Exercise. Repeat the listing in full, word for word.
··· The records
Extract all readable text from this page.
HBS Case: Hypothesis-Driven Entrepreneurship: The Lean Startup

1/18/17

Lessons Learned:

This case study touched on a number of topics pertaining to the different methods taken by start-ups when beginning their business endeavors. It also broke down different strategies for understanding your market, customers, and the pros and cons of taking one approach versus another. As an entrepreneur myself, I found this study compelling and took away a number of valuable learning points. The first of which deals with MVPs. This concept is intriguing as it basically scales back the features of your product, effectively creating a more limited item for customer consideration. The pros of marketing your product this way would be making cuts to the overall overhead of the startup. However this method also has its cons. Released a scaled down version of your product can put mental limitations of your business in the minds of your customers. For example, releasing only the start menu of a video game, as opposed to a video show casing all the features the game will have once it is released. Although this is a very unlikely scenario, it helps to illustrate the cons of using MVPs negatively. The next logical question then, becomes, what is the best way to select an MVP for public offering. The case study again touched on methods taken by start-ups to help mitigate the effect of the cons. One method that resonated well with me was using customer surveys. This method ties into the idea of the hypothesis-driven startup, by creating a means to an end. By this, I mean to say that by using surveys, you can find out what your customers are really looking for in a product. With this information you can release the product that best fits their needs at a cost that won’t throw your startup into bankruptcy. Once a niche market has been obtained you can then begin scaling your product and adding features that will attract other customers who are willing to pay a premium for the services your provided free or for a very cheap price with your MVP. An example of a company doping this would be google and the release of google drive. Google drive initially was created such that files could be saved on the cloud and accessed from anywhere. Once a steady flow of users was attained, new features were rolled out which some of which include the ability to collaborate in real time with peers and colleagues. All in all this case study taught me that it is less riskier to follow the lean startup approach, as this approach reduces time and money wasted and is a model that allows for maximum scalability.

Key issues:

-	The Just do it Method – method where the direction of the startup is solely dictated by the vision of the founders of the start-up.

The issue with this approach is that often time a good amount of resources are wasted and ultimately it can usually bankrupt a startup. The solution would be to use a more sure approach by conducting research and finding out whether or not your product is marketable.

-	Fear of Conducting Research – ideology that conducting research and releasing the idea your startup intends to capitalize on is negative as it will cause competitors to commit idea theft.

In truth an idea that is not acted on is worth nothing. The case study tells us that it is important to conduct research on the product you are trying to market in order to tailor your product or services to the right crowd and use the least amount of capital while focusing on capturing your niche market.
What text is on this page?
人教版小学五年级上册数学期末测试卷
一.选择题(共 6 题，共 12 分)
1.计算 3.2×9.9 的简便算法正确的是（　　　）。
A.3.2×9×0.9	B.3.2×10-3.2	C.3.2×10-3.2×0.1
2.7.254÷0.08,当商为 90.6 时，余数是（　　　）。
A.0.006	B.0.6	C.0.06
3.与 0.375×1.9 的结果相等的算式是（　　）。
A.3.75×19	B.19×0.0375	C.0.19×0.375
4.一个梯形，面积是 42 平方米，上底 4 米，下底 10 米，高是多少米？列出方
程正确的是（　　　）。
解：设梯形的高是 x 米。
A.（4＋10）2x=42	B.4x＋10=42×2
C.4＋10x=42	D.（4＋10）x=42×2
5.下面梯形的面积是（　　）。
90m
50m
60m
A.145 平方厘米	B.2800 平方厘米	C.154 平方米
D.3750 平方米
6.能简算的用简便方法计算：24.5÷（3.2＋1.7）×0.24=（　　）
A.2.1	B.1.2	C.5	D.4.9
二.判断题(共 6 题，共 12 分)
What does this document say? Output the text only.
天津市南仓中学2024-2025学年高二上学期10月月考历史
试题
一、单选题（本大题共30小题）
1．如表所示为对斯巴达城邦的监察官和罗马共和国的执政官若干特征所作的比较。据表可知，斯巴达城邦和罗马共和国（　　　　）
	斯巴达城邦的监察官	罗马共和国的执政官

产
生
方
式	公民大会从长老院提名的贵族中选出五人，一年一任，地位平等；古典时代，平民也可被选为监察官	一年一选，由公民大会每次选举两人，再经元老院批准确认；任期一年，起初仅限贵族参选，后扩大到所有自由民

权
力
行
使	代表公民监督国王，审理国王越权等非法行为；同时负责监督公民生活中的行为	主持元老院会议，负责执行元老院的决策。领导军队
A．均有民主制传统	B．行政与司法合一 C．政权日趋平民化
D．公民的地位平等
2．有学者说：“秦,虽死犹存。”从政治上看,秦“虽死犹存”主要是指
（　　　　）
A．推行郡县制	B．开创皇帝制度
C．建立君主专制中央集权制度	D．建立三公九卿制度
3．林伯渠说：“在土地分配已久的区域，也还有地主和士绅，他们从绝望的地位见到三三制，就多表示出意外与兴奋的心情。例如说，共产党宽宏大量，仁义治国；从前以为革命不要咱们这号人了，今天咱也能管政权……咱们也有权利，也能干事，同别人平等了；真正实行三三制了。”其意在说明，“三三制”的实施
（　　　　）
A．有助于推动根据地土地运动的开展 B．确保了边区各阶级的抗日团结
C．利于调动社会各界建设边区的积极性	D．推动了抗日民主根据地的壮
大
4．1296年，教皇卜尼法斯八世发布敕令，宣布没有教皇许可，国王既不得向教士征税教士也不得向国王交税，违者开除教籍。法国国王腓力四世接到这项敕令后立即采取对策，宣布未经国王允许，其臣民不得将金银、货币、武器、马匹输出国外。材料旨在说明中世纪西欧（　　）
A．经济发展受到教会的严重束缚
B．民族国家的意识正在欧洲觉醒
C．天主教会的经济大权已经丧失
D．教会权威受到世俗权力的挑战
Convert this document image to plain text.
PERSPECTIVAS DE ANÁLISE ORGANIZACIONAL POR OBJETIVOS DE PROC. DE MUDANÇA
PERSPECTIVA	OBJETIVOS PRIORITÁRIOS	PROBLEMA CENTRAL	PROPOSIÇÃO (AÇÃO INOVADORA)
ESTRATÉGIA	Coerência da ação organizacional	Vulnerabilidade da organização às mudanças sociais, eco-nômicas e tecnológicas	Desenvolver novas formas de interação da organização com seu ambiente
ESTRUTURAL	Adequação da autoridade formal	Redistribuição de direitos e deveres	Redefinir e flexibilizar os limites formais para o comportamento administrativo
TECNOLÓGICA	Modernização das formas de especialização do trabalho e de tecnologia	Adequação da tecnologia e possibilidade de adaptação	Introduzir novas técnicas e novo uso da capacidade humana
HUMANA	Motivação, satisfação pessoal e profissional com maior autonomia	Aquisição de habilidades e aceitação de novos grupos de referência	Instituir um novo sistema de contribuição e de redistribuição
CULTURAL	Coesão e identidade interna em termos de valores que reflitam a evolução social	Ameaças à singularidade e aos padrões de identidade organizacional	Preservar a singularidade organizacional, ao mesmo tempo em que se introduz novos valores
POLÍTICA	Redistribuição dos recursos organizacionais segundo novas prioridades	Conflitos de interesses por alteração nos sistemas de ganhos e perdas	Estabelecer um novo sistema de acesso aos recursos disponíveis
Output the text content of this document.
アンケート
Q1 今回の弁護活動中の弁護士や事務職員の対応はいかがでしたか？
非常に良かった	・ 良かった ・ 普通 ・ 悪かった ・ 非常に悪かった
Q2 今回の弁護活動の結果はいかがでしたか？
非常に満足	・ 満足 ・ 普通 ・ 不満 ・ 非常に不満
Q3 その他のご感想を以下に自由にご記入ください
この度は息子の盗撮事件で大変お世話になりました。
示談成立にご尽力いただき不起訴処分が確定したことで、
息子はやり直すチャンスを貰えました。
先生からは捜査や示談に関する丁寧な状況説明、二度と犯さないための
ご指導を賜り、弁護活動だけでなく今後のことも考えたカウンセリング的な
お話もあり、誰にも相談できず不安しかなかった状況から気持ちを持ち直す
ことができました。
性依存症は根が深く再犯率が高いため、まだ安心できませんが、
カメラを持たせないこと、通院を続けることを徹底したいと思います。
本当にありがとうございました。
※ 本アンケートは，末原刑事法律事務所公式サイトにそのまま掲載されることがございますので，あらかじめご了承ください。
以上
······
Correct output.
Extract all readable text from this page.
HBS Case: Hypothesis-Driven Entrepreneurship: The Lean Startup

1/18/17

Lessons Learned:

This case study touched on a number of topics pertaining to the different methods taken by start-ups when beginning their business endeavors. It also broke down different strategies for understanding your market, customers, and the pros and cons of taking one approach versus another. As an entrepreneur myself, I found this study compelling and took away a number of valuable learning points. The first of which deals with MVPs. This concept is intriguing as it basically scales back the features of your product, effectively creating a more limited item for customer consideration. The pros of marketing your product this way would be making cuts to the overall overhead of the startup. However this method also has its cons. Released a scaled down version of your product can put mental limitations of your business in the minds of your customers. For example, releasing only the start menu of a video game, as opposed to a video show casing all the features the game will have once it is released. Although this is a very unlikely scenario, it helps to illustrate the cons of using MVPs negatively. The next logical question then, becomes, what is the best way to select an MVP for public offering. The case study again touched on methods taken by start-ups to help mitigate the effect of the cons. One method that resonated well with me was using customer surveys. This method ties into the idea of the hypothesis-driven startup, by creating a means to an end. By this, I mean to say that by using surveys, you can find out what your customers are really looking for in a product. With this information you can release the product that best fits their needs at a cost that won’t throw your startup into bankruptcy. Once a niche market has been obtained you can then begin scaling your product and adding features that will attract other customers who are willing to pay a premium for the services your provided free or for a very cheap price with your MVP. An example of a company doping this would be google and the release of google drive. Google drive initially was created such that files could be saved on the cloud and accessed from anywhere. Once a steady flow of users was attained, new features were rolled out which some of which include the ability to collaborate in real time with peers and colleagues. All in all this case study taught me that it is less riskier to follow the lean startup approach, as this approach reduces time and money wasted and is a model that allows for maximum scalability.

Key issues:

-	The Just do it Method – method where the direction of the startup is solely dictated by the vision of the founders of the start-up.

The issue with this approach is that often time a good amount of resources are wasted and ultimately it can usually bankrupt a startup. The solution would be to use a more sure approach by conducting research and finding out whether or not your product is marketable.

-	Fear of Conducting Research – ideology that conducting research and releasing the idea your startup intends to capitalize on is negative as it will cause competitors to commit idea theft.

In truth an idea that is not acted on is worth nothing. The case study tells us that it is important to conduct research on the product you are trying to market in order to tailor your product or services to the right crowd and use the least amount of capital while focusing on capturing your niche market.
What text is on this page?
人教版小学五年级上册数学期末测试卷
一.选择题(共 6 题，共 12 分)
1.计算 3.2×9.9 的简便算法正确的是（　　　）。
A.3.2×9×0.9	B.3.2×10-3.2	C.3.2×10-3.2×0.1
2.7.254÷0.08,当商为 90.6 时，余数是（　　　）。
A.0.006	B.0.6	C.0.06
3.与 0.375×1.9 的结果相等的算式是（　　）。
A.3.75×19	B.19×0.0375	C.0.19×0.375
4.一个梯形，面积是 42 平方米，上底 4 米，下底 10 米，高是多少米？列出方
程正确的是（　　　）。
解：设梯形的高是 x 米。
A.（4＋10）2x=42	B.4x＋10=42×2
C.4＋10x=42	D.（4＋10）x=42×2
5.下面梯形的面积是（　　）。
90m
50m
60m
A.145 平方厘米	B.2800 平方厘米	C.154 平方米
D.3750 平方米
6.能简算的用简便方法计算：24.5÷（3.2＋1.7）×0.24=（　　）
A.2.1	B.1.2	C.5	D.4.9
二.判断题(共 6 题，共 12 分)
What does this document say? Output the text only.
天津市南仓中学2024-2025学年高二上学期10月月考历史
试题
一、单选题（本大题共30小题）
1．如表所示为对斯巴达城邦的监察官和罗马共和国的执政官若干特征所作的比较。据表可知，斯巴达城邦和罗马共和国（　　　　）
	斯巴达城邦的监察官	罗马共和国的执政官

产
生
方
式	公民大会从长老院提名的贵族中选出五人，一年一任，地位平等；古典时代，平民也可被选为监察官	一年一选，由公民大会每次选举两人，再经元老院批准确认；任期一年，起初仅限贵族参选，后扩大到所有自由民

权
力
行
使	代表公民监督国王，审理国王越权等非法行为；同时负责监督公民生活中的行为	主持元老院会议，负责执行元老院的决策。领导军队
A．均有民主制传统	B．行政与司法合一 C．政权日趋平民化
D．公民的地位平等
2．有学者说：“秦,虽死犹存。”从政治上看,秦“虽死犹存”主要是指
（　　　　）
A．推行郡县制	B．开创皇帝制度
C．建立君主专制中央集权制度	D．建立三公九卿制度
3．林伯渠说：“在土地分配已久的区域，也还有地主和士绅，他们从绝望的地位见到三三制，就多表示出意外与兴奋的心情。例如说，共产党宽宏大量，仁义治国；从前以为革命不要咱们这号人了，今天咱也能管政权……咱们也有权利，也能干事，同别人平等了；真正实行三三制了。”其意在说明，“三三制”的实施
（　　　　）
A．有助于推动根据地土地运动的开展 B．确保了边区各阶级的抗日团结
C．利于调动社会各界建设边区的积极性	D．推动了抗日民主根据地的壮
大
4．1296年，教皇卜尼法斯八世发布敕令，宣布没有教皇许可，国王既不得向教士征税教士也不得向国王交税，违者开除教籍。法国国王腓力四世接到这项敕令后立即采取对策，宣布未经国王允许，其臣民不得将金银、货币、武器、马匹输出国外。材料旨在说明中世纪西欧（　　）
A．经济发展受到教会的严重束缚
B．民族国家的意识正在欧洲觉醒
C．天主教会的经济大权已经丧失
D．教会权威受到世俗权力的挑战
Convert this document image to plain text.
PERSPECTIVAS DE ANÁLISE ORGANIZACIONAL POR OBJETIVOS DE PROC. DE MUDANÇA
PERSPECTIVA	OBJETIVOS PRIORITÁRIOS	PROBLEMA CENTRAL	PROPOSIÇÃO (AÇÃO INOVADORA)
ESTRATÉGIA	Coerência da ação organizacional	Vulnerabilidade da organização às mudanças sociais, eco-nômicas e tecnológicas	Desenvolver novas formas de interação da organização com seu ambiente
ESTRUTURAL	Adequação da autoridade formal	Redistribuição de direitos e deveres	Redefinir e flexibilizar os limites formais para o comportamento administrativo
TECNOLÓGICA	Modernização das formas de especialização do trabalho e de tecnologia	Adequação da tecnologia e possibilidade de adaptação	Introduzir novas técnicas e novo uso da capacidade humana
HUMANA	Motivação, satisfação pessoal e profissional com maior autonomia	Aquisição de habilidades e aceitação de novos grupos de referência	Instituir um novo sistema de contribuição e de redistribuição
CULTURAL	Coesão e identidade interna em termos de valores que reflitam a evolução social	Ameaças à singularidade e aos padrões de identidade organizacional	Preservar a singularidade organizacional, ao mesmo tempo em que se introduz novos valores
POLÍTICA	Redistribuição dos recursos organizacionais segundo novas prioridades	Conflitos de interesses por alteração nos sistemas de ganhos e perdas	Estabelecer um novo sistema de acesso aos recursos disponíveis
Output the text content of this document.
アンケート
Q1 今回の弁護活動中の弁護士や事務職員の対応はいかがでしたか？
非常に良かった	・ 良かった ・ 普通 ・ 悪かった ・ 非常に悪かった
Q2 今回の弁護活動の結果はいかがでしたか？
非常に満足	・ 満足 ・ 普通 ・ 不満 ・ 非常に不満
Q3 その他のご感想を以下に自由にご記入ください
この度は息子の盗撮事件で大変お世話になりました。
示談成立にご尽力いただき不起訴処分が確定したことで、
息子はやり直すチャンスを貰えました。
先生からは捜査や示談に関する丁寧な状況説明、二度と犯さないための
ご指導を賜り、弁護活動だけでなく今後のことも考えたカウンセリング的な
お話もあり、誰にも相談できず不安しかなかった状況から気持ちを持ち直す
ことができました。
性依存症は根が深く再犯率が高いため、まだ安心できませんが、
カメラを持たせないこと、通院を続けることを徹底したいと思います。
本当にありがとうございました。
※ 本アンケートは，末原刑事法律事務所公式サイトにそのまま掲載されることがございますので，あらかじめご了承ください。
以上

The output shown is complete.